— START Supplied material —

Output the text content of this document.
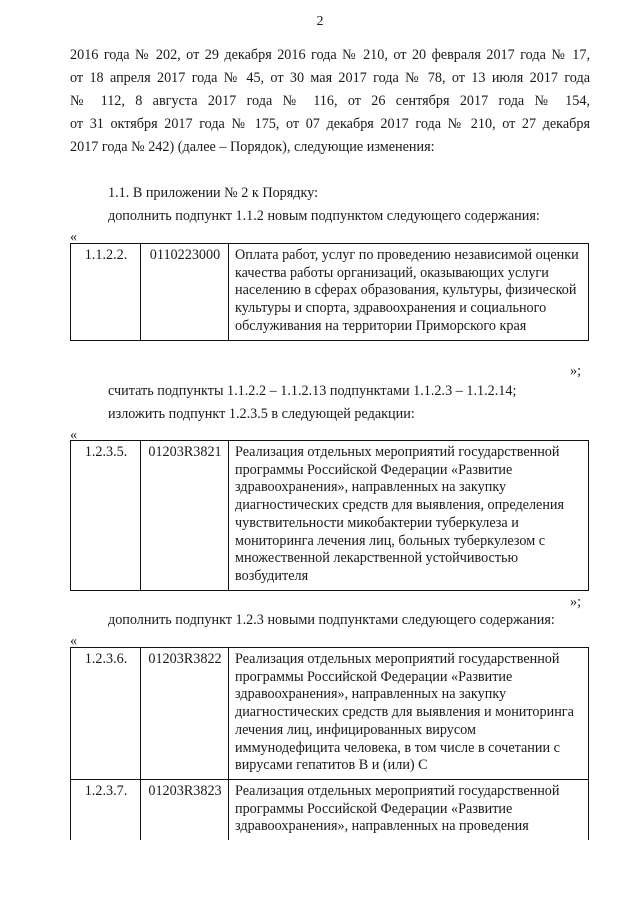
2
2016 года № 202, от 29 декабря 2016 года № 210, от 20 февраля 2017 года № 17,
от 18 апреля 2017 года № 45, от 30 мая 2017 года № 78, от 13 июля 2017 года
№ 112, 8 августа 2017 года № 116, от 26 сентября 2017 года № 154,
от 31 октября 2017 года № 175, от 07 декабря 2017 года № 210, от 27 декабря
2017 года № 242) (далее – Порядок), следующие изменения:
1.1. В приложении № 2 к Порядку:
дополнить подпункт 1.1.2 новым подпунктом следующего содержания:
«
1.1.2.2.	0110223000	Оплата работ, услуг по проведению независимой оценки качества работы организаций, оказывающих услуги населению в сферах образования, культуры, физической культуры и спорта, здравоохранения и социального обслуживания на территории Приморского края
»;
считать подпункты 1.1.2.2 – 1.1.2.13 подпунктами 1.1.2.3 – 1.1.2.14;
изложить подпункт 1.2.3.5 в следующей редакции:
«
1.2.3.5.	01203R3821	Реализация отдельных мероприятий государственной программы Российской Федерации «Развитие здравоохранения», направленных на закупку диагностических средств для выявления, определения чувствительности микобактерии туберкулеза и мониторинга лечения лиц, больных туберкулезом с множественной лекарственной устойчивостью возбудителя
»;
дополнить подпункт 1.2.3 новыми подпунктами следующего содержания:
«
1.2.3.6.	01203R3822	Реализация отдельных мероприятий государственной программы Российской Федерации «Развитие здравоохранения», направленных на закупку диагностических средств для выявления и мониторинга лечения лиц, инфицированных вирусом иммунодефицита человека, в том числе в сочетании с вирусами гепатитов В и (или) С
1.2.3.7.	01203R3823	Реализация отдельных мероприятий государственной программы Российской Федерации «Развитие здравоохранения», направленных на проведения
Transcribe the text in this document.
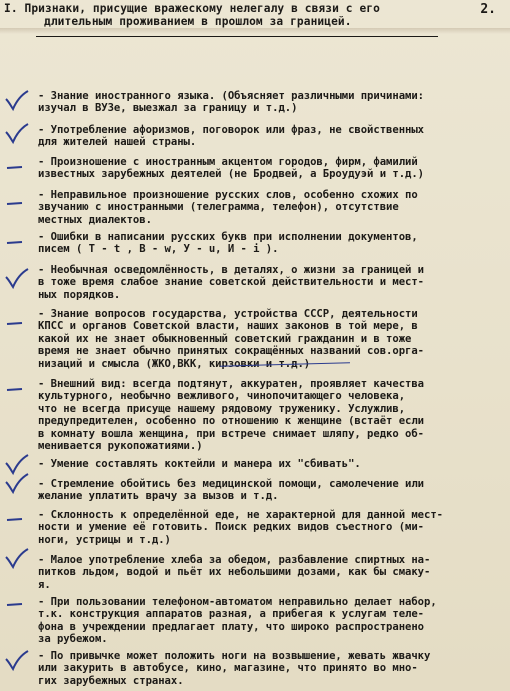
2.
I. Признаки, присущие вражескому нелегалу в связи с его
длительным проживанием в прошлом за границей.
- Знание иностранного языка. (Объясняет различными причинами:
изучал в ВУЗе, выезжал за границу и т.д.)
- Употребление афоризмов, поговорок или фраз, не свойственных
для жителей нашей страны.
- Произношение с иностранным акцентом городов, фирм, фамилий
известных зарубежных деятелей (не Бродвей, а Броудуэй и т.д.)
- Неправильное произношение русских слов, особенно схожих по
звучанию с иностранными (телеграмма, телефон), отсутствие
местных диалектов.
- Ошибки в написании русских букв при исполнении документов,
писем ( Т - t , В - w, У - u, И - i ).
- Необычная осведомлённость, в деталях, о жизни за границей и
в тоже время слабое знание советской действительности и мест-
ных порядков.
- Знание вопросов государства, устройства СССР, деятельности
КПСС и органов Советской власти, наших законов в той мере, в
какой их не знает обыкновенный советский гражданин и в тоже
время не знает обычно принятых сокращённых названий сов.орга-
низаций и смысла (ЖКО,ВКК, кирзовки и т.д.)
- Внешний вид: всегда подтянут, аккуратен, проявляет качества
культурного, необычно вежливого, чинопочитающего человека,
что не всегда присуще нашему рядовому труженику. Услужлив,
предупредителен, особенно по отношению к женщине (встаёт если
в комнату вошла женщина, при встрече снимает шляпу, редко об-
менивается рукопожатиями.)
- Умение составлять коктейли и манера их "сбивать".
- Стремление обойтись без медицинской помощи, самолечение или
желание уплатить врачу за вызов и т.д.
- Склонность к определённой еде, не характерной для данной мест-
ности и умение её готовить. Поиск редких видов съестного (ми-
ноги, устрицы и т.д.)
- Малое употребление хлеба за обедом, разбавление спиртных на-
питков льдом, водой и пьёт их небольшими дозами, как бы смаку-
я.
- При пользовании телефоном-автоматом неправильно делает набор,
т.к. конструкция аппаратов разная, а прибегая к услугам теле-
фона в учреждении предлагает плату, что широко распространено
за рубежом.
- По привычке может положить ноги на возвышение, жевать жвачку
или закурить в автобусе, кино, магазине, что принято во мно-
гих зарубежных странах.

— END Supplied material —

Copy out all lines above that include the string "Российской".

The solution:
1.2.3.5.	01203R3821	Реализация отдельных мероприятий государственной программы Российской Федерации «Развитие здравоохранения», направленных на закупку диагностических средств для выявления, определения чувствительности микобактерии туберкулеза и мониторинга лечения лиц, больных туберкулезом с множественной лекарственной устойчивостью возбудителя
1.2.3.6.	01203R3822	Реализация отдельных мероприятий государственной программы Российской Федерации «Развитие здравоохранения», направленных на закупку диагностических средств для выявления и мониторинга лечения лиц, инфицированных вирусом иммунодефицита человека, в том числе в сочетании с вирусами гепатитов В и (или) С
1.2.3.7.	01203R3823	Реализация отдельных мероприятий государственной программы Российской Федерации «Развитие здравоохранения», направленных на проведения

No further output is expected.